Dataset records
· · · ·
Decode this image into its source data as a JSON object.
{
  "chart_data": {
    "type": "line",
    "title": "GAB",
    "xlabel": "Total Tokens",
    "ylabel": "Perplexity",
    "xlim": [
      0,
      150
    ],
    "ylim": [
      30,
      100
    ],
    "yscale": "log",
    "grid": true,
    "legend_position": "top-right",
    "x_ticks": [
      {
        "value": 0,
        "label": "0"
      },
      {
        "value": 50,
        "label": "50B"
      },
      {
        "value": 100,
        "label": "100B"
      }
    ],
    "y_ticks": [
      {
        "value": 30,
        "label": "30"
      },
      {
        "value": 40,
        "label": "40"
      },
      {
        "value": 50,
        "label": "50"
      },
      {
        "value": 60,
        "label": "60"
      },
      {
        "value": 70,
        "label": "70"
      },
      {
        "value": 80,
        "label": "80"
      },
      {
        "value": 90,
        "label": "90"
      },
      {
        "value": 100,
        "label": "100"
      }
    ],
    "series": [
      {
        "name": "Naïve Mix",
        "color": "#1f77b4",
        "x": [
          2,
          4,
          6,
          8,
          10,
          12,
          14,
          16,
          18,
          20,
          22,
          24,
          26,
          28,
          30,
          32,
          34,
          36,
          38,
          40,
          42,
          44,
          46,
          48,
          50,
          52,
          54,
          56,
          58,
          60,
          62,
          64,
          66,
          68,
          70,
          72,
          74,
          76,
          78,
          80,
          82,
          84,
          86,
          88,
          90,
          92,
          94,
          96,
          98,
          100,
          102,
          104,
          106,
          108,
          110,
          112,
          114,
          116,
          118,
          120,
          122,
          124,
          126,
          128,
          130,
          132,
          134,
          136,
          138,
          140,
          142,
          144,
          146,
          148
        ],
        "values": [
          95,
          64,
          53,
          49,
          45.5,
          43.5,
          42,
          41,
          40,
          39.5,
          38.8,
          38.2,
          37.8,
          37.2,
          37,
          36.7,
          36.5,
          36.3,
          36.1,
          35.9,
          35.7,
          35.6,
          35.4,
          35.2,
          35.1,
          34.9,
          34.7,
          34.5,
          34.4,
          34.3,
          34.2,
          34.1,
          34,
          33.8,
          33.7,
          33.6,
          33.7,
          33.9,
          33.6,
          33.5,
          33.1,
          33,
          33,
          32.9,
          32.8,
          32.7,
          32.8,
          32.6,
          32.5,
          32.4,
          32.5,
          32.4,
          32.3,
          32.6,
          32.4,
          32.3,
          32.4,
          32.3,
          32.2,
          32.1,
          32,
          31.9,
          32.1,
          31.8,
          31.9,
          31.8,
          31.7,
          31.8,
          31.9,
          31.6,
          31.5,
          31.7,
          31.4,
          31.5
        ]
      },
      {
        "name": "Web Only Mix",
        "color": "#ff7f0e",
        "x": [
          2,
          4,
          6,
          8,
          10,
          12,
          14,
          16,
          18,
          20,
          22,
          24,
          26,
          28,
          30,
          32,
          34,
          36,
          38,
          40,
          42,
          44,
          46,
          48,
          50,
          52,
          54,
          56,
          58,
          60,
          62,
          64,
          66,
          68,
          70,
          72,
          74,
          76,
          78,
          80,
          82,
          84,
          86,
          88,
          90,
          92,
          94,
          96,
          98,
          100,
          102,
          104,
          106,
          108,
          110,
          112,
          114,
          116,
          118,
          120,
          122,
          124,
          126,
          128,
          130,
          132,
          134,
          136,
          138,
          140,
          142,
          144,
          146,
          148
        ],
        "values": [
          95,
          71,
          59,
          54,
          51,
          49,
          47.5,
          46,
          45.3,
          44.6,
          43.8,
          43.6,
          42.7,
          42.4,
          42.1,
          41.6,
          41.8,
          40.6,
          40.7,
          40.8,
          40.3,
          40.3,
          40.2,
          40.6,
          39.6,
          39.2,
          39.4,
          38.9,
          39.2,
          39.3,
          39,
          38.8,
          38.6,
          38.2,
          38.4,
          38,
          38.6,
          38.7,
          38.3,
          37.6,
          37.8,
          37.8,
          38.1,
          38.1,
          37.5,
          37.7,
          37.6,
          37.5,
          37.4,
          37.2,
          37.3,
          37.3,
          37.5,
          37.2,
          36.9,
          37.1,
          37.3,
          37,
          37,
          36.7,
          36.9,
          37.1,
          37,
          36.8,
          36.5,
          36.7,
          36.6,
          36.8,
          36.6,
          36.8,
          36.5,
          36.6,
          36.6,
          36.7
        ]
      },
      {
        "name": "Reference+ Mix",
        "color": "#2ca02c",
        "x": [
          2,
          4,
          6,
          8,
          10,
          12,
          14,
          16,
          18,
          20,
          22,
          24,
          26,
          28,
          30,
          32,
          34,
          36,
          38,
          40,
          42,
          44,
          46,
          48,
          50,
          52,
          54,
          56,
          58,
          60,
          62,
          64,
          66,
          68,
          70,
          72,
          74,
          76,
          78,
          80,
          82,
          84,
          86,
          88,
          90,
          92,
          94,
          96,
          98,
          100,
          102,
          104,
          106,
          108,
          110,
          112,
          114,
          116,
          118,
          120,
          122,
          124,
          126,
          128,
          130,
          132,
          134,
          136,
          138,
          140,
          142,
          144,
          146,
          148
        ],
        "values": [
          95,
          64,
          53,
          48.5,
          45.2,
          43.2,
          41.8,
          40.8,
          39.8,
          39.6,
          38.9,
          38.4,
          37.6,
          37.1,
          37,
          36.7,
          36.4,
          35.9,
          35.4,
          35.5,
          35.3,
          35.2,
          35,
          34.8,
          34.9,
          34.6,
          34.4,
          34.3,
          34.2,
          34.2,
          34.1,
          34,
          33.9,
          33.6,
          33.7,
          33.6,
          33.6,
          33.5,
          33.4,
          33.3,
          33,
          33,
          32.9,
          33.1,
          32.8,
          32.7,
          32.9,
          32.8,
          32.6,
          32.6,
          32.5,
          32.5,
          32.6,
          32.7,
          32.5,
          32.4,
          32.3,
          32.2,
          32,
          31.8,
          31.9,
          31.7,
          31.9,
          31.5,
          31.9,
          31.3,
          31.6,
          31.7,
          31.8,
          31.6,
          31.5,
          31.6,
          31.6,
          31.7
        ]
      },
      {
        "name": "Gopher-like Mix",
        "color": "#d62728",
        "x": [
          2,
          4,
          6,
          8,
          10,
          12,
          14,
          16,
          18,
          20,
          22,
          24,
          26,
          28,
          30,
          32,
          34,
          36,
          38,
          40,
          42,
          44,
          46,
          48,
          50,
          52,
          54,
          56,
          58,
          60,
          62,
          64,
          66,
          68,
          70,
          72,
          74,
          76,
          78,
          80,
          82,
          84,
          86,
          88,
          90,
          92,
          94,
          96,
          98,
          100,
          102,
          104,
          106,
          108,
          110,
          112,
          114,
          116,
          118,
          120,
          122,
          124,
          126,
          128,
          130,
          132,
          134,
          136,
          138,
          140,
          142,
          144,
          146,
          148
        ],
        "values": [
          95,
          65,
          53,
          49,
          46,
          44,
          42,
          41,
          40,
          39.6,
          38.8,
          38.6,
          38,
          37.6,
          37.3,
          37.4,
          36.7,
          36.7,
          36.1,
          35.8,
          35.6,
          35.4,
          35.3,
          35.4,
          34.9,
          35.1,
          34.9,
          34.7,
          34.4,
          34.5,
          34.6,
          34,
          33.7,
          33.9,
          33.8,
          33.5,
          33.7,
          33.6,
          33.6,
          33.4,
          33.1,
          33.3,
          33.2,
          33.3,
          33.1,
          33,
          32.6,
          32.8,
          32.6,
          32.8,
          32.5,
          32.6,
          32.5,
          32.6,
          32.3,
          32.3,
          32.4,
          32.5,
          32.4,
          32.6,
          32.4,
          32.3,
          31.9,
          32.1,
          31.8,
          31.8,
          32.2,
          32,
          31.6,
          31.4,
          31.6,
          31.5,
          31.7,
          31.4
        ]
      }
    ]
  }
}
· · · ·
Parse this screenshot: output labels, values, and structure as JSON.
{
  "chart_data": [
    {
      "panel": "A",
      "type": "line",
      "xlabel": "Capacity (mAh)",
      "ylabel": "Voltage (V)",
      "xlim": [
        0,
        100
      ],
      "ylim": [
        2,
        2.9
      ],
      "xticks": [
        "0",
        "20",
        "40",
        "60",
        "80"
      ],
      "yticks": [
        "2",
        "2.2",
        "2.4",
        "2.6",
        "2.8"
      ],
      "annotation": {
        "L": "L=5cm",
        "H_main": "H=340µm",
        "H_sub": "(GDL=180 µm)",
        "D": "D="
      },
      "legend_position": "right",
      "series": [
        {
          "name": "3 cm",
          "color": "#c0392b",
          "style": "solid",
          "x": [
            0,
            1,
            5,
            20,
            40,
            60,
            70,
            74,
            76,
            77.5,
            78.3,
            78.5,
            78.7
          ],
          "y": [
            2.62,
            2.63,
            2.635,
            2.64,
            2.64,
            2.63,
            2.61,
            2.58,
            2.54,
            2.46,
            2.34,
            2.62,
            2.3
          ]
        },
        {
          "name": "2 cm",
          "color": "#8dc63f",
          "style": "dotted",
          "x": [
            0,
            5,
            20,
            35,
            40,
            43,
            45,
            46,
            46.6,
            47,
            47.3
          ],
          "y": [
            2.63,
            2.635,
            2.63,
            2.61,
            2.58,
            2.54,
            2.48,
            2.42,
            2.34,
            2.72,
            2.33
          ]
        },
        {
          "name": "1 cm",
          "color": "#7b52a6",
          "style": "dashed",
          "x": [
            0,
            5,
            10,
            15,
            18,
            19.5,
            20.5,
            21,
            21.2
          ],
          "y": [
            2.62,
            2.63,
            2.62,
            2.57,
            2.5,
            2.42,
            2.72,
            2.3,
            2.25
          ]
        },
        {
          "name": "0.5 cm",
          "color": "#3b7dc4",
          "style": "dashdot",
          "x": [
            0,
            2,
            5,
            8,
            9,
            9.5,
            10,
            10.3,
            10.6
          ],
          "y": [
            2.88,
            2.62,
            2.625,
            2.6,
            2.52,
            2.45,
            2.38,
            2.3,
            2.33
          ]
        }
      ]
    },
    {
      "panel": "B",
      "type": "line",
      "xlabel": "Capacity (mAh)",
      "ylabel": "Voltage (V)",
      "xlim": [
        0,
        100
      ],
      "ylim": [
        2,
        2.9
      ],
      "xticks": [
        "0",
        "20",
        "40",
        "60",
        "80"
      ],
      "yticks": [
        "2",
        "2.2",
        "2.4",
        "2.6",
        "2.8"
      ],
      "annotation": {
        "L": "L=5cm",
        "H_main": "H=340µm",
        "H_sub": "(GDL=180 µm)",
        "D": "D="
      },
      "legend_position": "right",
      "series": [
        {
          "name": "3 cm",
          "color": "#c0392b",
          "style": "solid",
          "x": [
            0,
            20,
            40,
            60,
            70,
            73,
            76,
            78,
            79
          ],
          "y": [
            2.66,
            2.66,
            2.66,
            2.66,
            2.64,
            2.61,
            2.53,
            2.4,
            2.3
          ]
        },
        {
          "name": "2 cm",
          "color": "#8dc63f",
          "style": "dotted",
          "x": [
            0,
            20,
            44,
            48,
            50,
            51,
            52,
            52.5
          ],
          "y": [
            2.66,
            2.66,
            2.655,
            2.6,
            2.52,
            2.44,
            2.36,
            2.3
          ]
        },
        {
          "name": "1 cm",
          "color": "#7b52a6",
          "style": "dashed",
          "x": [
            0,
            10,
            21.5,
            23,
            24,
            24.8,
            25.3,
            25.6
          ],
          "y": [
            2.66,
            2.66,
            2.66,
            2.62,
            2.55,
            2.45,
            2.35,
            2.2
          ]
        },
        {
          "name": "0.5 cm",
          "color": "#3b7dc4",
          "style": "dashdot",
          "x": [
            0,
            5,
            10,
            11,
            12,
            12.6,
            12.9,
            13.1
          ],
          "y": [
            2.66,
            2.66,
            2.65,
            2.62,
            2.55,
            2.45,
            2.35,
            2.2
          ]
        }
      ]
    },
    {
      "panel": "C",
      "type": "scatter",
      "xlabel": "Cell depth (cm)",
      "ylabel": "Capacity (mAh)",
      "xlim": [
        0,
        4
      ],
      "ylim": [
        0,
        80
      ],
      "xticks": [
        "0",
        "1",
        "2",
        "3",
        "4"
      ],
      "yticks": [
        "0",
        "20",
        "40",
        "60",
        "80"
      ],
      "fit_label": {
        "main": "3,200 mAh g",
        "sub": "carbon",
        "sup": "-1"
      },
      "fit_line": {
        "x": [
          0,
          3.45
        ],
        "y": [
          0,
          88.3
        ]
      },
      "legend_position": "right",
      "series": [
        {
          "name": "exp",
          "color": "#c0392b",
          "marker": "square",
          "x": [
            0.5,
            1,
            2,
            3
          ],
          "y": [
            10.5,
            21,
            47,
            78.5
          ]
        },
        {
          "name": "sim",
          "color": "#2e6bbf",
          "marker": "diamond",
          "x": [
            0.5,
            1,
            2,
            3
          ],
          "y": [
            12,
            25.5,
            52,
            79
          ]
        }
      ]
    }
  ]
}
· · · ·
■ REQUIREMENT ■
In the entries above, find every line holding the word "ylabel" and copy it out.

■ COMPLETE ANSWER ■
    "ylabel": "Perplexity",
      "ylabel": "Voltage (V)",
      "ylabel": "Voltage (V)",
      "ylabel": "Capacity (mAh)",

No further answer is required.